Extracted data entries:
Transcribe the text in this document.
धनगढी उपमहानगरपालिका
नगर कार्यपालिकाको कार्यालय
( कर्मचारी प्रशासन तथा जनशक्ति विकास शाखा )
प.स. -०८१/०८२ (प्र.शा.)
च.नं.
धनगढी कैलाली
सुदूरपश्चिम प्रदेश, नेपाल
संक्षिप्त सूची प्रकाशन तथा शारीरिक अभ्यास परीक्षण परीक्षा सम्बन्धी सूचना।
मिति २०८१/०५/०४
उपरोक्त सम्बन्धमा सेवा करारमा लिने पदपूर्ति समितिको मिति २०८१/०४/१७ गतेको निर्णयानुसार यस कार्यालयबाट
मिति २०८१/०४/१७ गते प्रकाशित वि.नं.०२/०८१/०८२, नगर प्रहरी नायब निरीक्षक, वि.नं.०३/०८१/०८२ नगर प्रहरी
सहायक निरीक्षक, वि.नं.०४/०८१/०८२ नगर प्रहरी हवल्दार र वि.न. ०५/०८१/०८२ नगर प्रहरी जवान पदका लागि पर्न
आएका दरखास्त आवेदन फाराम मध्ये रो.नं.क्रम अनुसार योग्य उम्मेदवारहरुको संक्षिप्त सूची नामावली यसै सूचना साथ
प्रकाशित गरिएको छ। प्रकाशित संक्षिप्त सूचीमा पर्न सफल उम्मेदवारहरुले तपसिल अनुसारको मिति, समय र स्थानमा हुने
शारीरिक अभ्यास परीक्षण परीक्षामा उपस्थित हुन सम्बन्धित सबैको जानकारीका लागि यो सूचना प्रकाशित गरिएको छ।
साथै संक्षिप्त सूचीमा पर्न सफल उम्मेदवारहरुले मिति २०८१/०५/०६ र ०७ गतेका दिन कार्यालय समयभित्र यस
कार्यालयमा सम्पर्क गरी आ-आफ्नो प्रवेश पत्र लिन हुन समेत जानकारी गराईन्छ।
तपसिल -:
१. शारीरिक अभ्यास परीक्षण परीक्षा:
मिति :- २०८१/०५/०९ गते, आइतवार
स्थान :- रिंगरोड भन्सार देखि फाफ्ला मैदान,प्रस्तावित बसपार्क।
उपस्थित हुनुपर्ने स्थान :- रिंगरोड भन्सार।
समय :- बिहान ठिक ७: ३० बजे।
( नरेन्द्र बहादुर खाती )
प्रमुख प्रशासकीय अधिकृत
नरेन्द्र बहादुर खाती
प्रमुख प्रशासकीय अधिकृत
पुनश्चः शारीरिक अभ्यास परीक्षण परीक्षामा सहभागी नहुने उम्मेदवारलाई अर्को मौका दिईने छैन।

GOAL:
Copy every line verbatim.

ANSWER TO THE TASK:
Transcribe the text in this document.
धनगढी उपमहानगरपालिका
नगर कार्यपालिकाको कार्यालय
( कर्मचारी प्रशासन तथा जनशक्ति विकास शाखा )
प.स. -०८१/०८२ (प्र.शा.)
च.नं.
धनगढी कैलाली
सुदूरपश्चिम प्रदेश, नेपाल
संक्षिप्त सूची प्रकाशन तथा शारीरिक अभ्यास परीक्षण परीक्षा सम्बन्धी सूचना।
मिति २०८१/०५/०४
उपरोक्त सम्बन्धमा सेवा करारमा लिने पदपूर्ति समितिको मिति २०८१/०४/१७ गतेको निर्णयानुसार यस कार्यालयबाट
मिति २०८१/०४/१७ गते प्रकाशित वि.नं.०२/०८१/०८२, नगर प्रहरी नायब निरीक्षक, वि.नं.०३/०८१/०८२ नगर प्रहरी
सहायक निरीक्षक, वि.नं.०४/०८१/०८२ नगर प्रहरी हवल्दार र वि.न. ०५/०८१/०८२ नगर प्रहरी जवान पदका लागि पर्न
आएका दरखास्त आवेदन फाराम मध्ये रो.नं.क्रम अनुसार योग्य उम्मेदवारहरुको संक्षिप्त सूची नामावली यसै सूचना साथ
प्रकाशित गरिएको छ। प्रकाशित संक्षिप्त सूचीमा पर्न सफल उम्मेदवारहरुले तपसिल अनुसारको मिति, समय र स्थानमा हुने
शारीरिक अभ्यास परीक्षण परीक्षामा उपस्थित हुन सम्बन्धित सबैको जानकारीका लागि यो सूचना प्रकाशित गरिएको छ।
साथै संक्षिप्त सूचीमा पर्न सफल उम्मेदवारहरुले मिति २०८१/०५/०६ र ०७ गतेका दिन कार्यालय समयभित्र यस
कार्यालयमा सम्पर्क गरी आ-आफ्नो प्रवेश पत्र लिन हुन समेत जानकारी गराईन्छ।
तपसिल -:
१. शारीरिक अभ्यास परीक्षण परीक्षा:
मिति :- २०८१/०५/०९ गते, आइतवार
स्थान :- रिंगरोड भन्सार देखि फाफ्ला मैदान,प्रस्तावित बसपार्क।
उपस्थित हुनुपर्ने स्थान :- रिंगरोड भन्सार।
समय :- बिहान ठिक ७: ३० बजे।
( नरेन्द्र बहादुर खाती )
प्रमुख प्रशासकीय अधिकृत
नरेन्द्र बहादुर खाती
प्रमुख प्रशासकीय अधिकृत
पुनश्चः शारीरिक अभ्यास परीक्षण परीक्षामा सहभागी नहुने उम्मेदवारलाई अर्को मौका दिईने छैन।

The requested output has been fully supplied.